Dataset excerpt:
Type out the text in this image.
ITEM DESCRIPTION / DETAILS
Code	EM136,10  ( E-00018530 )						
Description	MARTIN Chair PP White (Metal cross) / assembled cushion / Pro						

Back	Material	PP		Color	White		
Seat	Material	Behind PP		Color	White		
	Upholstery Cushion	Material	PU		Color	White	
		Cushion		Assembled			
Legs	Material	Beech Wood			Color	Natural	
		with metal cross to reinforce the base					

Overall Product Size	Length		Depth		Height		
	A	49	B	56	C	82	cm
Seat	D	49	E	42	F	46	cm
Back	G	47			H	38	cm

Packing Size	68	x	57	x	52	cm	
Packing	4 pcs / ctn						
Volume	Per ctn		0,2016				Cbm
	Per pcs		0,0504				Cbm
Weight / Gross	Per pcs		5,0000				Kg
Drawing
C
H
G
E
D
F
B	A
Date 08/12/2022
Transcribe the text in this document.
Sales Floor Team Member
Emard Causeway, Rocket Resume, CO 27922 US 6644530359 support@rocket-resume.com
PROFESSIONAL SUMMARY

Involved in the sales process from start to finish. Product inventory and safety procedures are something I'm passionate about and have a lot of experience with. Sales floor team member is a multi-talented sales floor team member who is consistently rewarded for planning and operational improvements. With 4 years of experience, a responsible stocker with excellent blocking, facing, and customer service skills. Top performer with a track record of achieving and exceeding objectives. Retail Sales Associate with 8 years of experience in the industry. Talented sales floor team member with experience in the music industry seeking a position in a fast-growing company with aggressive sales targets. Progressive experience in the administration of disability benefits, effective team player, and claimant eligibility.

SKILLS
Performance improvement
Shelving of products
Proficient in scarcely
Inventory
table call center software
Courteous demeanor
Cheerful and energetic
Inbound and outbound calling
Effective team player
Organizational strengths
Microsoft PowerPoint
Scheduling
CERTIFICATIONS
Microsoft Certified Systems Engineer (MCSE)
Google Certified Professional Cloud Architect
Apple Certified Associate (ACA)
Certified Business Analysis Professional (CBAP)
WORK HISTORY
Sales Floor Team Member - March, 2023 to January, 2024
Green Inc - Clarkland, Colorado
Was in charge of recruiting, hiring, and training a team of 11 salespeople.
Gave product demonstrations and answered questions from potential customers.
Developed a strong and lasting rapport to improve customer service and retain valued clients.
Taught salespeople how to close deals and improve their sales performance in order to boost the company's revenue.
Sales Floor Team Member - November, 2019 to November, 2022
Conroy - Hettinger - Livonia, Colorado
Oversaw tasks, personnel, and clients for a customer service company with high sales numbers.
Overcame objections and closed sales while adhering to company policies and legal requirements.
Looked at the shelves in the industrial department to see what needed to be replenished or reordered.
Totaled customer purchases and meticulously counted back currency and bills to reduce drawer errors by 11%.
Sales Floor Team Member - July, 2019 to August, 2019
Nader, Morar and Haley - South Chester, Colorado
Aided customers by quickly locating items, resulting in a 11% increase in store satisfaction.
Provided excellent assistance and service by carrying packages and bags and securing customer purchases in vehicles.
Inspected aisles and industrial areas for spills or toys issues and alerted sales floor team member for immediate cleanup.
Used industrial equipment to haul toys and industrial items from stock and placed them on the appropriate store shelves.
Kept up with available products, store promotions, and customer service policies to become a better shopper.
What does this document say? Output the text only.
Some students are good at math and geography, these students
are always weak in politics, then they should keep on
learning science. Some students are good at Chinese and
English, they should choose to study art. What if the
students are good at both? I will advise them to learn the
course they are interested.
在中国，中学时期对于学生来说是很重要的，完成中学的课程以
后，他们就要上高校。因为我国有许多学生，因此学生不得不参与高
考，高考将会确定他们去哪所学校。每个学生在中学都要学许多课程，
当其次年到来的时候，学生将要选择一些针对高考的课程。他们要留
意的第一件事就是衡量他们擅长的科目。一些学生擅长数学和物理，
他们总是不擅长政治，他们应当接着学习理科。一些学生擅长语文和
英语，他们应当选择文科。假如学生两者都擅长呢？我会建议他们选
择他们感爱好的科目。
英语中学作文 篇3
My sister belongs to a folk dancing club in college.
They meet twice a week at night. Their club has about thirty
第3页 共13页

Exercise brief: Your task is to repeat every line exactly.

Full answer:
Type out the text in this image.
ITEM DESCRIPTION / DETAILS
Code	EM136,10  ( E-00018530 )						
Description	MARTIN Chair PP White (Metal cross) / assembled cushion / Pro						

Back	Material	PP		Color	White		
Seat	Material	Behind PP		Color	White		
	Upholstery Cushion	Material	PU		Color	White	
		Cushion		Assembled			
Legs	Material	Beech Wood			Color	Natural	
		with metal cross to reinforce the base					

Overall Product Size	Length		Depth		Height		
	A	49	B	56	C	82	cm
Seat	D	49	E	42	F	46	cm
Back	G	47			H	38	cm

Packing Size	68	x	57	x	52	cm	
Packing	4 pcs / ctn						
Volume	Per ctn		0,2016				Cbm
	Per pcs		0,0504				Cbm
Weight / Gross	Per pcs		5,0000				Kg
Drawing
C
H
G
E
D
F
B	A
Date 08/12/2022
Transcribe the text in this document.
Sales Floor Team Member
Emard Causeway, Rocket Resume, CO 27922 US 6644530359 support@rocket-resume.com
PROFESSIONAL SUMMARY

Involved in the sales process from start to finish. Product inventory and safety procedures are something I'm passionate about and have a lot of experience with. Sales floor team member is a multi-talented sales floor team member who is consistently rewarded for planning and operational improvements. With 4 years of experience, a responsible stocker with excellent blocking, facing, and customer service skills. Top performer with a track record of achieving and exceeding objectives. Retail Sales Associate with 8 years of experience in the industry. Talented sales floor team member with experience in the music industry seeking a position in a fast-growing company with aggressive sales targets. Progressive experience in the administration of disability benefits, effective team player, and claimant eligibility.

SKILLS
Performance improvement
Shelving of products
Proficient in scarcely
Inventory
table call center software
Courteous demeanor
Cheerful and energetic
Inbound and outbound calling
Effective team player
Organizational strengths
Microsoft PowerPoint
Scheduling
CERTIFICATIONS
Microsoft Certified Systems Engineer (MCSE)
Google Certified Professional Cloud Architect
Apple Certified Associate (ACA)
Certified Business Analysis Professional (CBAP)
WORK HISTORY
Sales Floor Team Member - March, 2023 to January, 2024
Green Inc - Clarkland, Colorado
Was in charge of recruiting, hiring, and training a team of 11 salespeople.
Gave product demonstrations and answered questions from potential customers.
Developed a strong and lasting rapport to improve customer service and retain valued clients.
Taught salespeople how to close deals and improve their sales performance in order to boost the company's revenue.
Sales Floor Team Member - November, 2019 to November, 2022
Conroy - Hettinger - Livonia, Colorado
Oversaw tasks, personnel, and clients for a customer service company with high sales numbers.
Overcame objections and closed sales while adhering to company policies and legal requirements.
Looked at the shelves in the industrial department to see what needed to be replenished or reordered.
Totaled customer purchases and meticulously counted back currency and bills to reduce drawer errors by 11%.
Sales Floor Team Member - July, 2019 to August, 2019
Nader, Morar and Haley - South Chester, Colorado
Aided customers by quickly locating items, resulting in a 11% increase in store satisfaction.
Provided excellent assistance and service by carrying packages and bags and securing customer purchases in vehicles.
Inspected aisles and industrial areas for spills or toys issues and alerted sales floor team member for immediate cleanup.
Used industrial equipment to haul toys and industrial items from stock and placed them on the appropriate store shelves.
Kept up with available products, store promotions, and customer service policies to become a better shopper.
What does this document say? Output the text only.
Some students are good at math and geography, these students
are always weak in politics, then they should keep on
learning science. Some students are good at Chinese and
English, they should choose to study art. What if the
students are good at both? I will advise them to learn the
course they are interested.
在中国，中学时期对于学生来说是很重要的，完成中学的课程以
后，他们就要上高校。因为我国有许多学生，因此学生不得不参与高
考，高考将会确定他们去哪所学校。每个学生在中学都要学许多课程，
当其次年到来的时候，学生将要选择一些针对高考的课程。他们要留
意的第一件事就是衡量他们擅长的科目。一些学生擅长数学和物理，
他们总是不擅长政治，他们应当接着学习理科。一些学生擅长语文和
英语，他们应当选择文科。假如学生两者都擅长呢？我会建议他们选
择他们感爱好的科目。
英语中学作文 篇3
My sister belongs to a folk dancing club in college.
They meet twice a week at night. Their club has about thirty
第3页 共13页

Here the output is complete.